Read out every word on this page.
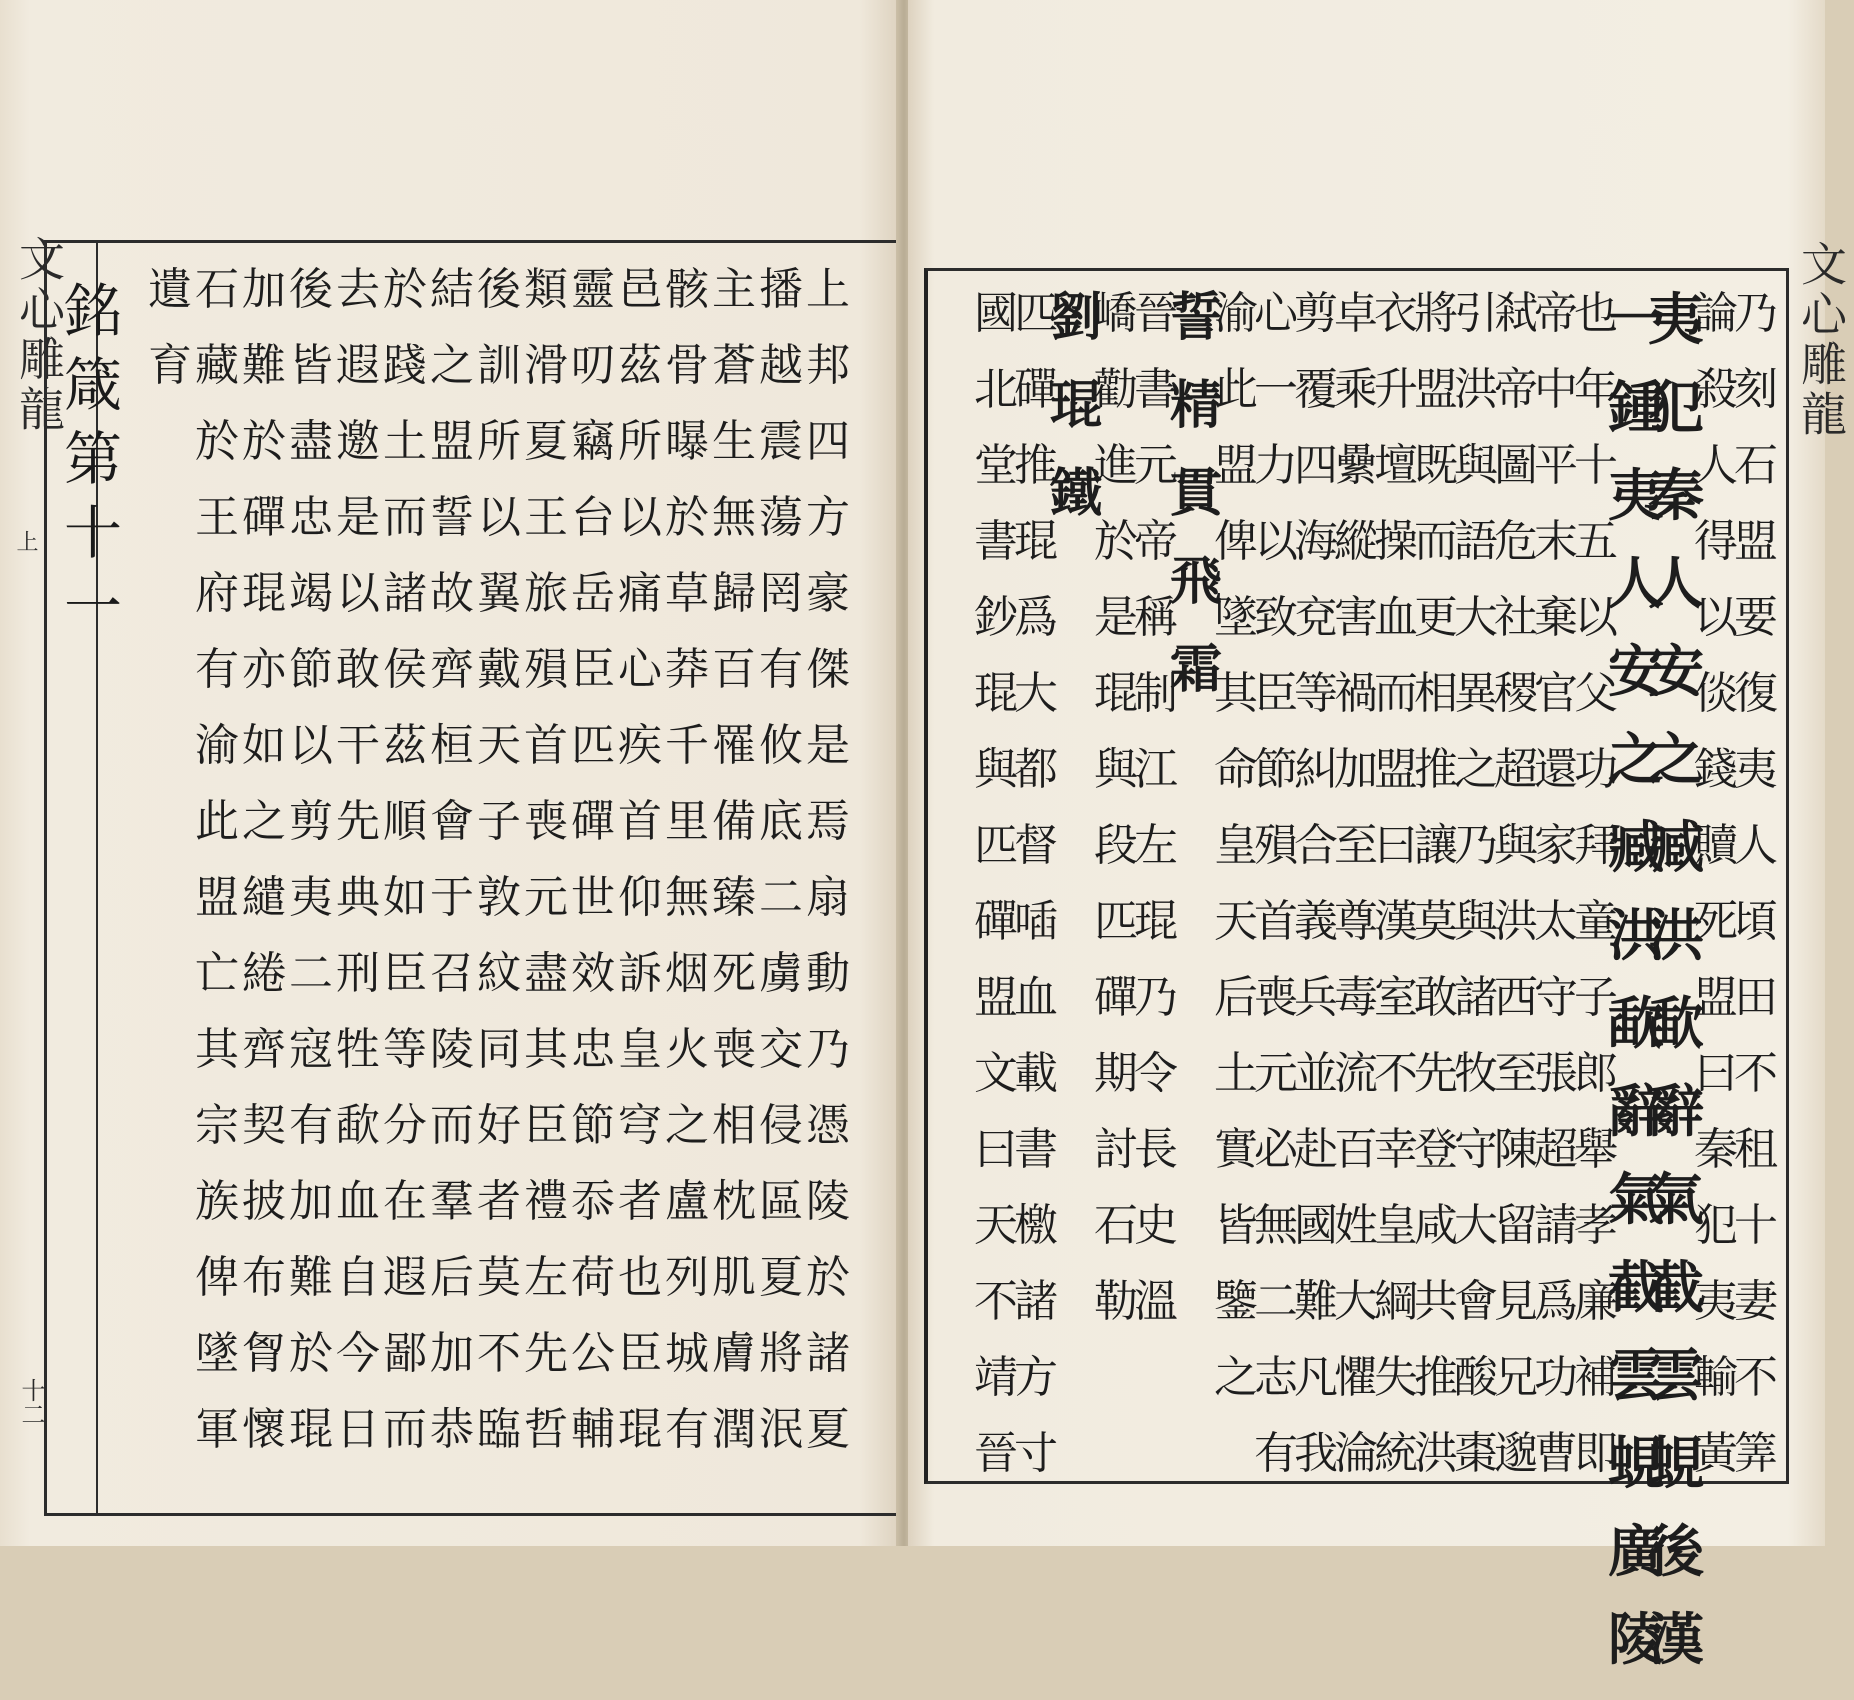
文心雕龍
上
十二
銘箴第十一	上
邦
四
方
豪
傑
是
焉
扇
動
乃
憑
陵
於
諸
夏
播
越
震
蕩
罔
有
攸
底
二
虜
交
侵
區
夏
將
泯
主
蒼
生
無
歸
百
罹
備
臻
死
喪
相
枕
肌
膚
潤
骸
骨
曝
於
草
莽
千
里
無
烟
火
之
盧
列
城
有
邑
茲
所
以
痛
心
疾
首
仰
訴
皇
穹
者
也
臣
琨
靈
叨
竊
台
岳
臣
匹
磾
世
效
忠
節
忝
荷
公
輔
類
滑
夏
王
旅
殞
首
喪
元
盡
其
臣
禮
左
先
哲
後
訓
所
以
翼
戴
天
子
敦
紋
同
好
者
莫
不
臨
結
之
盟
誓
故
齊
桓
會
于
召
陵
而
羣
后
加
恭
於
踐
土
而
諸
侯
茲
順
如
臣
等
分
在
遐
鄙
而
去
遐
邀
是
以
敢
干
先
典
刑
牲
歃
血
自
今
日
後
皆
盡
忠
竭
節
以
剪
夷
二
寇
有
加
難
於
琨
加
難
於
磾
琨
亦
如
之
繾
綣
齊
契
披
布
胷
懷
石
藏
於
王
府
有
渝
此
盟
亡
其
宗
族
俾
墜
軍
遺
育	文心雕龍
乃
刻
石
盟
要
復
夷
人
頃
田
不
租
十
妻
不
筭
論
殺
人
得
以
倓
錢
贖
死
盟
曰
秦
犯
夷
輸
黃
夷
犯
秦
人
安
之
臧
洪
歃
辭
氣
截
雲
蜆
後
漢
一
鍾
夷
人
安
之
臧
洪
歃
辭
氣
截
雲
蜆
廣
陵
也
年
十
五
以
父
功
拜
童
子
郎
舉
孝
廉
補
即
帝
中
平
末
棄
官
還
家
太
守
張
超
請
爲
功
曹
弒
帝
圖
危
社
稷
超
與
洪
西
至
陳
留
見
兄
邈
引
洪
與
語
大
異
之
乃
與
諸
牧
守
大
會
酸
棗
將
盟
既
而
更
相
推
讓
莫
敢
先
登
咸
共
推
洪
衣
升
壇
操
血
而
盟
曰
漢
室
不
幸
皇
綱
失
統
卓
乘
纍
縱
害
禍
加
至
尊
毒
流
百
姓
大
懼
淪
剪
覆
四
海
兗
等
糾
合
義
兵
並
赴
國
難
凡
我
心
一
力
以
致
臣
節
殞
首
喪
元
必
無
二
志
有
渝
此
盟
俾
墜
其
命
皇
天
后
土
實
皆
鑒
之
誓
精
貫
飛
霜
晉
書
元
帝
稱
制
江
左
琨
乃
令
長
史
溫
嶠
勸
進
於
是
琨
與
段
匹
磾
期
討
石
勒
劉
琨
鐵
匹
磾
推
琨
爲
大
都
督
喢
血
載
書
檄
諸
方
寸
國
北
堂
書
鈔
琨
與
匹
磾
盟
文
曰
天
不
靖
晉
========
--- Written task ---
The records above need to be restated word for word, with the pictures left out.

--- Expected answer ---
Read out every word on this page.
文心雕龍
上
十二
銘箴第十一	上
邦
四
方
豪
傑
是
焉
扇
動
乃
憑
陵
於
諸
夏
播
越
震
蕩
罔
有
攸
底
二
虜
交
侵
區
夏
將
泯
主
蒼
生
無
歸
百
罹
備
臻
死
喪
相
枕
肌
膚
潤
骸
骨
曝
於
草
莽
千
里
無
烟
火
之
盧
列
城
有
邑
茲
所
以
痛
心
疾
首
仰
訴
皇
穹
者
也
臣
琨
靈
叨
竊
台
岳
臣
匹
磾
世
效
忠
節
忝
荷
公
輔
類
滑
夏
王
旅
殞
首
喪
元
盡
其
臣
禮
左
先
哲
後
訓
所
以
翼
戴
天
子
敦
紋
同
好
者
莫
不
臨
結
之
盟
誓
故
齊
桓
會
于
召
陵
而
羣
后
加
恭
於
踐
土
而
諸
侯
茲
順
如
臣
等
分
在
遐
鄙
而
去
遐
邀
是
以
敢
干
先
典
刑
牲
歃
血
自
今
日
後
皆
盡
忠
竭
節
以
剪
夷
二
寇
有
加
難
於
琨
加
難
於
磾
琨
亦
如
之
繾
綣
齊
契
披
布
胷
懷
石
藏
於
王
府
有
渝
此
盟
亡
其
宗
族
俾
墜
軍
遺
育	文心雕龍
乃
刻
石
盟
要
復
夷
人
頃
田
不
租
十
妻
不
筭
論
殺
人
得
以
倓
錢
贖
死
盟
曰
秦
犯
夷
輸
黃
夷
犯
秦
人
安
之
臧
洪
歃
辭
氣
截
雲
蜆
後
漢
一
鍾
夷
人
安
之
臧
洪
歃
辭
氣
截
雲
蜆
廣
陵
也
年
十
五
以
父
功
拜
童
子
郎
舉
孝
廉
補
即
帝
中
平
末
棄
官
還
家
太
守
張
超
請
爲
功
曹
弒
帝
圖
危
社
稷
超
與
洪
西
至
陳
留
見
兄
邈
引
洪
與
語
大
異
之
乃
與
諸
牧
守
大
會
酸
棗
將
盟
既
而
更
相
推
讓
莫
敢
先
登
咸
共
推
洪
衣
升
壇
操
血
而
盟
曰
漢
室
不
幸
皇
綱
失
統
卓
乘
纍
縱
害
禍
加
至
尊
毒
流
百
姓
大
懼
淪
剪
覆
四
海
兗
等
糾
合
義
兵
並
赴
國
難
凡
我
心
一
力
以
致
臣
節
殞
首
喪
元
必
無
二
志
有
渝
此
盟
俾
墜
其
命
皇
天
后
土
實
皆
鑒
之
誓
精
貫
飛
霜
晉
書
元
帝
稱
制
江
左
琨
乃
令
長
史
溫
嶠
勸
進
於
是
琨
與
段
匹
磾
期
討
石
勒
劉
琨
鐵
匹
磾
推
琨
爲
大
都
督
喢
血
載
書
檄
諸
方
寸
國
北
堂
書
鈔
琨
與
匹
磾
盟
文
曰
天
不
靖
晉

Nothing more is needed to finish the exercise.